Reading passage →
------------------------
# New AMNTS Oval tube will burn Dave's Coarse Pellet Dust



## indaswamp (Mar 3, 2019)

Do you think pellet dust will stay inside the new Amaz-N oval tube? I may go this route for a somewhat cooler fire.


----------



## indaswamp (Mar 3, 2019)

I can report back that yes, the new A-maze-N Oval tube does burn Dave's crushed pellet dust very nicely. After microwaving it 6 minutes (2 minute intervals then stirring) to dry, I used a paper plate as a funnel to pour the dust into the oval tube. Some did fall out, maybe 1%... I just took the paper plate the oval was on to catch over spill and poured it back into the tube. I packed it good with a knife steel and kept filling until it would not take anymore. Lit it with a torch, let it burn and blew it out. placed it in the bottom of my smokehouse and nice TBS rolling out the vents. Started it @ 5:30am....lets see how long she rolls...


----------



## indaswamp (Mar 3, 2019)

Also burning cooler.... Ambient temp. is 64* and top therm. probe is running 71.6*.....pellets were running 87ish*....


----------



## tx smoker (Mar 3, 2019)

Keith....this is some great info for those that are looking to get into cold smoking, especially cheese where temps need to stay very low. Thanks for sharing.

Robert


----------



## indaswamp (Mar 3, 2019)

No problem Robert....It's how I roll.....


----------



## indaswamp (Mar 3, 2019)

Well, it has been 2 hours so I opened the smoke chamber door to check the burn rate on the dust... It is between 1/4 and 1/3 consumed. Should go about 7 hours on a full, packed tight, oval of dave's coarse pellet dust. Perfect.


----------



## indaswamp (Mar 3, 2019)

tx smoker said:


> Keith....this is some great info for those that are looking to get into cold smoking, especially cheese where temps need to stay very low. Thanks for sharing.
> 
> Robert


I give credit to Dave....He gives credit to Mr. T....
I just experimented with the dust in the new oval and it works....


----------



## tx smoker (Mar 3, 2019)

_"No problem Robert....It's how I roll...."_

Yes it is, and "how you roll" is the personification of so many things that are so good about this forum: people voluntarily sharing experience to help others through the learning curve. Fortunately I have the equipment and having learned what I needed to know from SMF, I had that aspect under control. My comment was primarily for the benefit of others who may not be so sure how to go about cold smoking and/or what equipment to use. Certainly others can learn from this.

Robert


----------



## indaswamp (Mar 3, 2019)

<thumbs up>


----------



## daveomak (Mar 3, 2019)

That's cool that the dust burns so much cooler than pellets in the tube...   Good test and good find....  Now folks can have a cooler smoker for cold smoking stuff.....  

.........


----------



## indaswamp (Mar 3, 2019)

My smokehouse is 36cu.ft......so I imagine a much smaller MES will get hotter with either. The large volume will definitely help with cold smoking.

Got 6.5~7 hours of good clean TBS. Awesome. When this batch of BBB is finished curing and equalizing, I plan for 3~4 nights of 7 hours TBS with a rest in the refrig. in between.


----------



## indaswamp (Mar 3, 2019)

Trial run #2 underway...
------------------------
Answer these questions about the pellet dust thread above, one per line:
1. For how long was the dust microwaved to dry it?
2. What did the top thermometer probe read while the ambient temperature was 64*?
3. What is the size of the smokehouse?

Data extract →
------------------------
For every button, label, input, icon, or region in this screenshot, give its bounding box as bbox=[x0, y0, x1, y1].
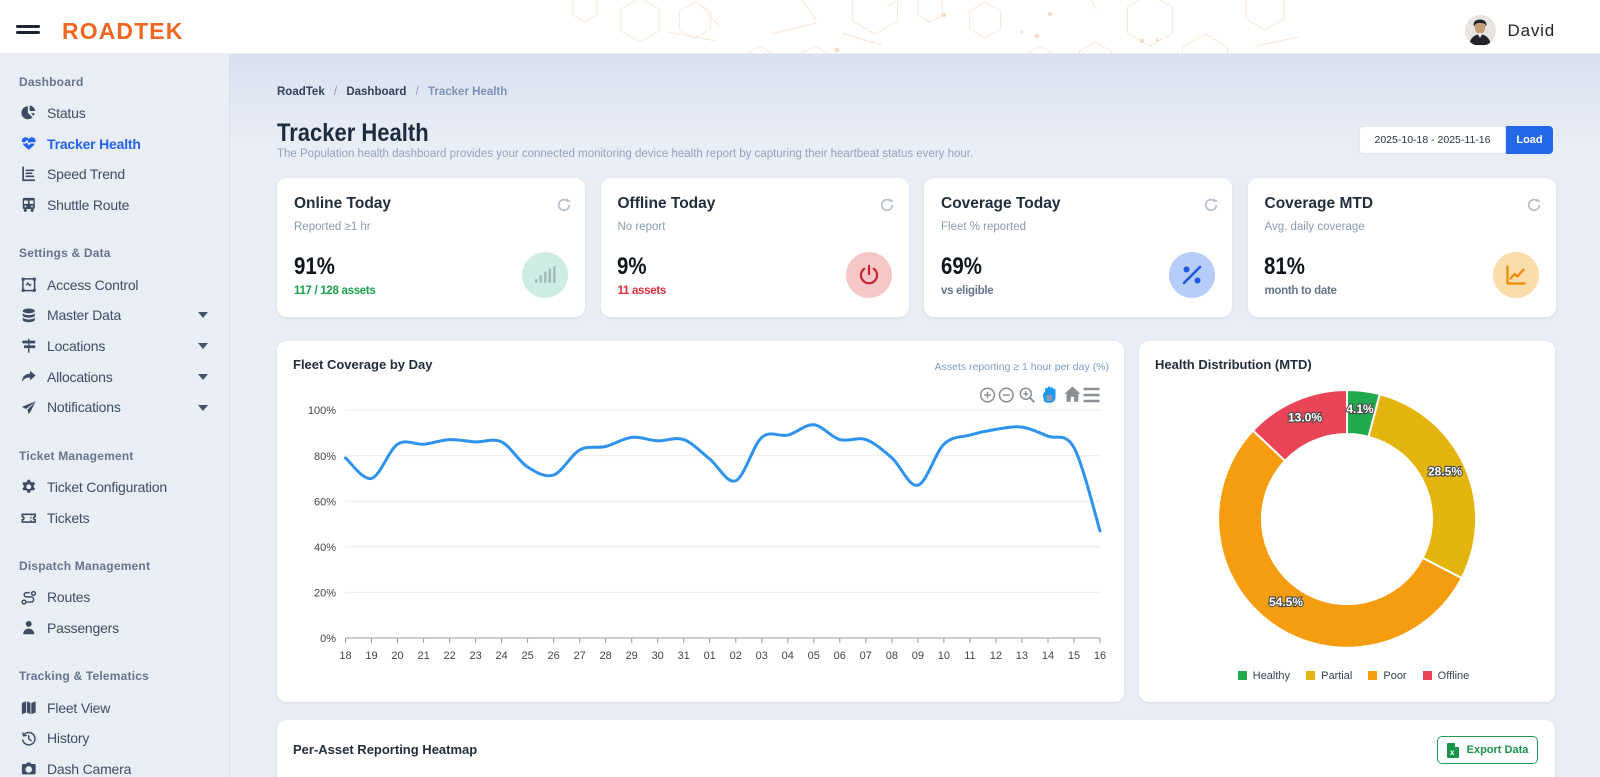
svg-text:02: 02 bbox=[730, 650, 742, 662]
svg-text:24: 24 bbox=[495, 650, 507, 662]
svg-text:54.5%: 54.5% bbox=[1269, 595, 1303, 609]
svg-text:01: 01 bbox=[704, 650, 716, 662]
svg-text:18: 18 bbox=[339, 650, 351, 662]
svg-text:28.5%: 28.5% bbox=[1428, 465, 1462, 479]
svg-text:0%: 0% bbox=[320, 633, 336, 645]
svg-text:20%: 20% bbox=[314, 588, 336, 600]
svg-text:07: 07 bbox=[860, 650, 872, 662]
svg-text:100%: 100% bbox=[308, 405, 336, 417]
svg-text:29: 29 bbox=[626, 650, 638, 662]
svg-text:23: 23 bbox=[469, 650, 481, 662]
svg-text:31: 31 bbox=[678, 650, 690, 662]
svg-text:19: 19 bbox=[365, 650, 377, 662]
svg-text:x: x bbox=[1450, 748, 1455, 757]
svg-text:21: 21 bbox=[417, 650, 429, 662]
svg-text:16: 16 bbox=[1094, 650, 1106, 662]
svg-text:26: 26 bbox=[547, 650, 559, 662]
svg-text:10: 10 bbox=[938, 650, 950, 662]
------------------------
Solution to the exercise →
1. 6 minutes, in 2-minute intervals with stirring.
2. 71.6*.
3. 36 cu.ft.